--- 問題 A ---
本文に出てくる、人を指す呼び名をすべて挙げてください。
--- 問題 B ---
白い手袋と扇の持ち方についての文章を、最後の文のあとから書き継いでください。

--- 本文 ---
礼儀の五原則を体現される愛子さまだが、もう1点、着目したいのが、雅子さまと愛子さまの白い手袋と扇(おうぎ)の持ち方だ。左手のひらに白い手袋と扇をのせ、そこに右手を添えられているが、雅子さまと愛子さまの腕の曲がった角度、腕の位置など、ほぼ同じといっていい。
「もちろん、こうした手袋や扇の持ち方、立ち振る舞いに関しては指導を受けているとは思いますが、単に形だけできていればいいという見た目を重視するだけでは、ここまで見事にほぼ同じ所作にはならないでしょう。雅子さまはもちろん、初めて参列される愛子さまのお立場からの意識の高さの表れから成るものですね。大事な儀式の前にはリハーサルはあるそうですが、それとは別に、天皇皇后両陛下と愛子さまはご家族仲がいい印象がありますので、想像の域を出ませんが、雅子さまと愛子さまが鏡の前に立って、ウエストラインに持っていく腕の位置とか、白い手袋の持ち方などをご確認し合ったのではないかなと微笑ましい光景を思い浮かべました」(西出氏)

--- 資料 ---
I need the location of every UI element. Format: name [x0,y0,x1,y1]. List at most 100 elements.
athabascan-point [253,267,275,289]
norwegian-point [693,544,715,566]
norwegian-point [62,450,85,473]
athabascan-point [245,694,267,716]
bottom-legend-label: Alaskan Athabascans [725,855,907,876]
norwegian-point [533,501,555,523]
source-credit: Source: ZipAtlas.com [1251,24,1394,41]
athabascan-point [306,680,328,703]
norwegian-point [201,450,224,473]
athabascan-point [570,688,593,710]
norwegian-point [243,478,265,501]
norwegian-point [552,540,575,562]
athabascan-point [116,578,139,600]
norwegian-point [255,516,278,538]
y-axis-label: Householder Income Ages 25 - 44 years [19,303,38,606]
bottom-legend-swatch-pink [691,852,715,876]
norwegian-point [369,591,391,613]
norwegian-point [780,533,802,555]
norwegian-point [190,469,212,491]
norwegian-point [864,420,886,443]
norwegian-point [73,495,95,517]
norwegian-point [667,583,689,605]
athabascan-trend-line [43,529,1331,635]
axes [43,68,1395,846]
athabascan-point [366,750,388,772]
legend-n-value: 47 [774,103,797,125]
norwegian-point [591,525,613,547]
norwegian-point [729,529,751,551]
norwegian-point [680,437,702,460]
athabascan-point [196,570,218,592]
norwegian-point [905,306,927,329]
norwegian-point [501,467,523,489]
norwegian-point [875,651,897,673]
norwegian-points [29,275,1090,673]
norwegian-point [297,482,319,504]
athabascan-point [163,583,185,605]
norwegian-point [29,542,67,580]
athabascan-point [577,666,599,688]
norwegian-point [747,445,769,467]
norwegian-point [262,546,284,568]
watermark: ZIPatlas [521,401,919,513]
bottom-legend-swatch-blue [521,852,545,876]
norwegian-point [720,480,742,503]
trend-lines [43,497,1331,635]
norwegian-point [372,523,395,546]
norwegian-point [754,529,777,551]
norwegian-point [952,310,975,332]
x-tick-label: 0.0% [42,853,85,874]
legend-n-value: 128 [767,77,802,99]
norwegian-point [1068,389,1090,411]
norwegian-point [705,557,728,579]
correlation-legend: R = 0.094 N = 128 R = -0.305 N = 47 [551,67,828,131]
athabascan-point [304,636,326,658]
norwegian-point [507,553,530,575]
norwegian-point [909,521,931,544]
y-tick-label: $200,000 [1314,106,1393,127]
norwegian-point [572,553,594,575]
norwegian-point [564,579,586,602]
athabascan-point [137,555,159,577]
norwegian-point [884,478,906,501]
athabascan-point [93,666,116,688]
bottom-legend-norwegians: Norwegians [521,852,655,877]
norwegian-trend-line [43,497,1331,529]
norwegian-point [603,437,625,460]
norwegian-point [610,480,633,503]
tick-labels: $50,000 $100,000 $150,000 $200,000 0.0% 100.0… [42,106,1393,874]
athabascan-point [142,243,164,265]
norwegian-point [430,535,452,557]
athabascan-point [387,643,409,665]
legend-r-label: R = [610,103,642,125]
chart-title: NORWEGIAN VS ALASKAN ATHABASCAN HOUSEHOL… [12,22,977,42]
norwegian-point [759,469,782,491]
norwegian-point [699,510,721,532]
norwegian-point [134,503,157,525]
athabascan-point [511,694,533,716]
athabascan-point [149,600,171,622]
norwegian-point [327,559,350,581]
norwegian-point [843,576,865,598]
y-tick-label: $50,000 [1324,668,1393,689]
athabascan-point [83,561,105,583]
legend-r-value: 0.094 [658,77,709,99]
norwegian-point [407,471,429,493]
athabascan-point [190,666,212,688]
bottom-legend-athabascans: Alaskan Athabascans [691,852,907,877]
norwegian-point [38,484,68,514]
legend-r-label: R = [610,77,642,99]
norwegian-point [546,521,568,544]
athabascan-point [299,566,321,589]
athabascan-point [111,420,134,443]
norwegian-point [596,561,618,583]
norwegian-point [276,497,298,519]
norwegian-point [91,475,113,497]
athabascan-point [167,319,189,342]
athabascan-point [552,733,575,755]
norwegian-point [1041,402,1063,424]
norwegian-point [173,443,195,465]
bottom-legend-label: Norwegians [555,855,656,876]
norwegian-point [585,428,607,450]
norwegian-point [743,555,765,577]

--- 解答例 A ---
愛子さま、雅子さま、天皇皇后両陛下、西出氏

--- 解答例 B ---
愛子さまが初めてとなる天皇誕生日一般参賀で、天皇陛下はこう述べられている。
「この冬も、多くの地域で大雪や厳しい寒さに見舞われました。被害に遭われた方々に、心からのお見舞いをお伝えいたします。寒さの中にも、日ごとに春に向かっているのを感じます。皆さん一人一人にとって、穏やかな春となるよう願っています。皆さんの健康と幸せを祈ります」
西出さんは天皇陛下のお言葉の中の「春」というキーワードに、愛子さまのドレスとのリンクを感じ取ったという。この日の愛子さまは、淡いピンク色のドレスで、袖口と首元に4層のオーガンディー(薄い生地)が施された格式高いお召し物だった。
「愛子さまのドレスは淡いピンク色でしたが、春をイメージさせてくれるものでした。天皇陛下のお言葉に『春に向かっている』『穏やかな春となるように』とあったところと、リンクされていて、事前に準備や打ち合わせをされていた以上に、天皇皇后両陛下と愛子さまのご家族のコミュニケーションの良さを感じました。大事な儀式には一般的にも準備が大事なものですが、目には見えないところの事前準備の大切さも見せてくださいました」(西出氏)
天皇陛下のお言葉と愛子さまの桜の花びらのような柔らかで優しげな印象のドレスはたしかに私たちを温かい気持ちにさせてくれる。(AERAdot.編集部・太田裕子)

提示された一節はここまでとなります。